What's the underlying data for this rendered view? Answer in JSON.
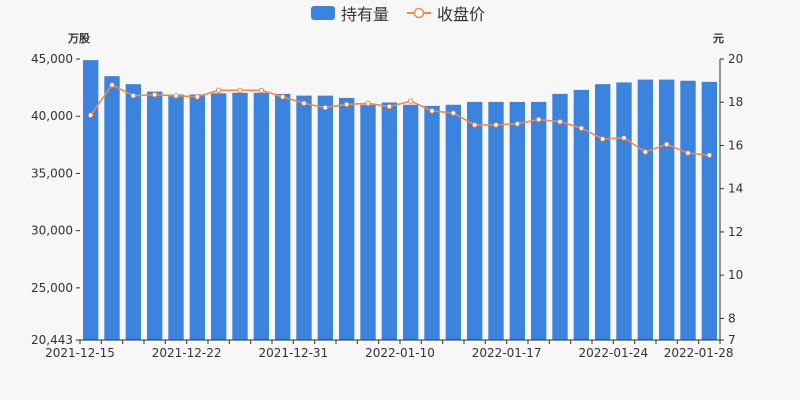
{
  "chart_data": {
    "type": "bar",
    "legend": {
      "placement": "top-center",
      "items": [
        {
          "name": "持有量",
          "kind": "bar",
          "color": "#3a84e0"
        },
        {
          "name": "收盘价",
          "kind": "line",
          "color": "#ef8a4a"
        }
      ]
    },
    "units": {
      "left": "万股",
      "right": "元"
    },
    "left_axis": {
      "min": 20443,
      "max": 45000,
      "ticks": [
        20443,
        25000,
        30000,
        35000,
        40000,
        45000
      ],
      "tick_labels": [
        "20,443",
        "25,000",
        "30,000",
        "35,000",
        "40,000",
        "45,000"
      ]
    },
    "right_axis": {
      "min": 7,
      "max": 20,
      "ticks": [
        7,
        8,
        10,
        12,
        14,
        16,
        18,
        20
      ],
      "tick_labels": [
        "7",
        "8",
        "10",
        "12",
        "14",
        "16",
        "18",
        "20"
      ]
    },
    "x_tick_labels": [
      {
        "index": 0,
        "label": "2021-12-15"
      },
      {
        "index": 5,
        "label": "2021-12-22"
      },
      {
        "index": 10,
        "label": "2021-12-31"
      },
      {
        "index": 15,
        "label": "2022-01-10"
      },
      {
        "index": 20,
        "label": "2022-01-17"
      },
      {
        "index": 25,
        "label": "2022-01-24"
      },
      {
        "index": 29,
        "label": "2022-01-28"
      }
    ],
    "series": [
      {
        "name": "持有量",
        "type": "bar",
        "axis": "left",
        "color": "#3a84e0",
        "values": [
          44900,
          43500,
          42800,
          42150,
          41900,
          41900,
          42000,
          42050,
          42050,
          41950,
          41800,
          41800,
          41600,
          41000,
          41200,
          41000,
          40900,
          41000,
          41250,
          41250,
          41250,
          41250,
          41950,
          42300,
          42800,
          42950,
          43200,
          43200,
          43100,
          43000
        ]
      },
      {
        "name": "收盘价",
        "type": "line",
        "axis": "right",
        "color": "#ef8a4a",
        "values": [
          17.4,
          18.8,
          18.3,
          18.35,
          18.3,
          18.25,
          18.55,
          18.55,
          18.55,
          18.25,
          17.95,
          17.75,
          17.9,
          17.95,
          17.8,
          18.05,
          17.6,
          17.5,
          16.95,
          16.95,
          17.0,
          17.2,
          17.1,
          16.8,
          16.3,
          16.35,
          15.7,
          16.05,
          15.65,
          15.55
        ]
      }
    ]
  }
}
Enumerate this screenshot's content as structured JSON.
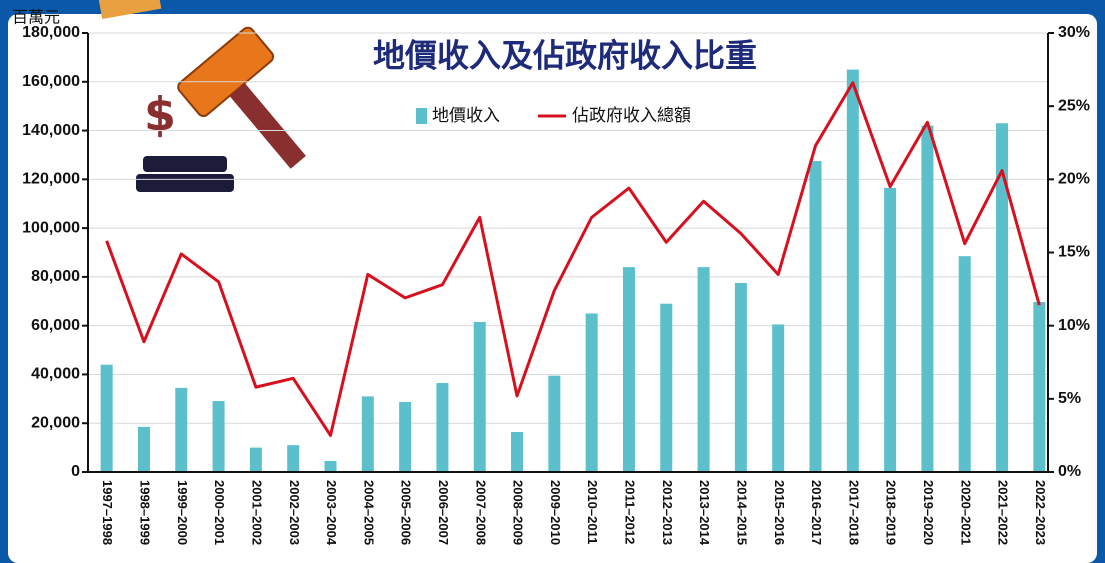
{
  "chart_data": {
    "type": "bar_line",
    "title": "地價收入及佔政府收入比重",
    "y_unit": "百萬元",
    "categories": [
      "1997–1998",
      "1998–1999",
      "1999–2000",
      "2000–2001",
      "2001–2002",
      "2002–2003",
      "2003–2004",
      "2004–2005",
      "2005–2006",
      "2006–2007",
      "2007–2008",
      "2008–2009",
      "2009–2010",
      "2010–2011",
      "2011–2012",
      "2012–2013",
      "2013–2014",
      "2014–2015",
      "2015–2016",
      "2016–2017",
      "2017–2018",
      "2018–2019",
      "2019–2020",
      "2020–2021",
      "2021–2022",
      "2022–2023"
    ],
    "series": [
      {
        "name": "地價收入",
        "type": "bar",
        "color": "#5bc0cc",
        "axis": "y",
        "values": [
          44000,
          18500,
          34500,
          29100,
          10000,
          11000,
          4500,
          31000,
          28700,
          36500,
          61500,
          16400,
          39500,
          65000,
          84000,
          69000,
          84000,
          77500,
          60500,
          127500,
          165000,
          116500,
          142000,
          88500,
          143000,
          69700
        ]
      },
      {
        "name": "佔政府收入總額",
        "type": "line",
        "color": "#d7101e",
        "axis": "y2",
        "values": [
          15.8,
          8.9,
          14.9,
          13.0,
          5.8,
          6.4,
          2.5,
          13.5,
          11.9,
          12.8,
          17.4,
          5.2,
          12.4,
          17.4,
          19.4,
          15.7,
          18.5,
          16.3,
          13.5,
          22.3,
          26.6,
          19.5,
          23.9,
          15.6,
          20.6,
          11.4
        ]
      }
    ],
    "ylim": [
      0,
      180000
    ],
    "yticks": [
      0,
      {
        "value": 20000,
        "label": "20,000"
      },
      {
        "value": 40000,
        "label": "40,000"
      },
      {
        "value": 60000,
        "label": "60,000"
      },
      {
        "value": 80000,
        "label": "80,000"
      },
      {
        "value": 100000,
        "label": "100,000"
      },
      {
        "value": 120000,
        "label": "120,000"
      },
      {
        "value": 140000,
        "label": "140,000"
      },
      {
        "value": 160000,
        "label": "160,000"
      },
      {
        "value": 180000,
        "label": "180,000"
      }
    ],
    "y2lim": [
      0,
      30
    ],
    "y2ticks": [
      {
        "value": 0,
        "label": "0%"
      },
      {
        "value": 5,
        "label": "5%"
      },
      {
        "value": 10,
        "label": "10%"
      },
      {
        "value": 15,
        "label": "15%"
      },
      {
        "value": 20,
        "label": "20%"
      },
      {
        "value": 25,
        "label": "25%"
      },
      {
        "value": 30,
        "label": "30%"
      }
    ],
    "grid": true
  }
}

□ □ □ □ □

== Set task ==
Each line above that holds the string "JSON" should be copied and shown.

== Complete response ==
What's the underlying data for this rendered view? Answer in JSON.
Enumerate this screenshot's content as structured JSON.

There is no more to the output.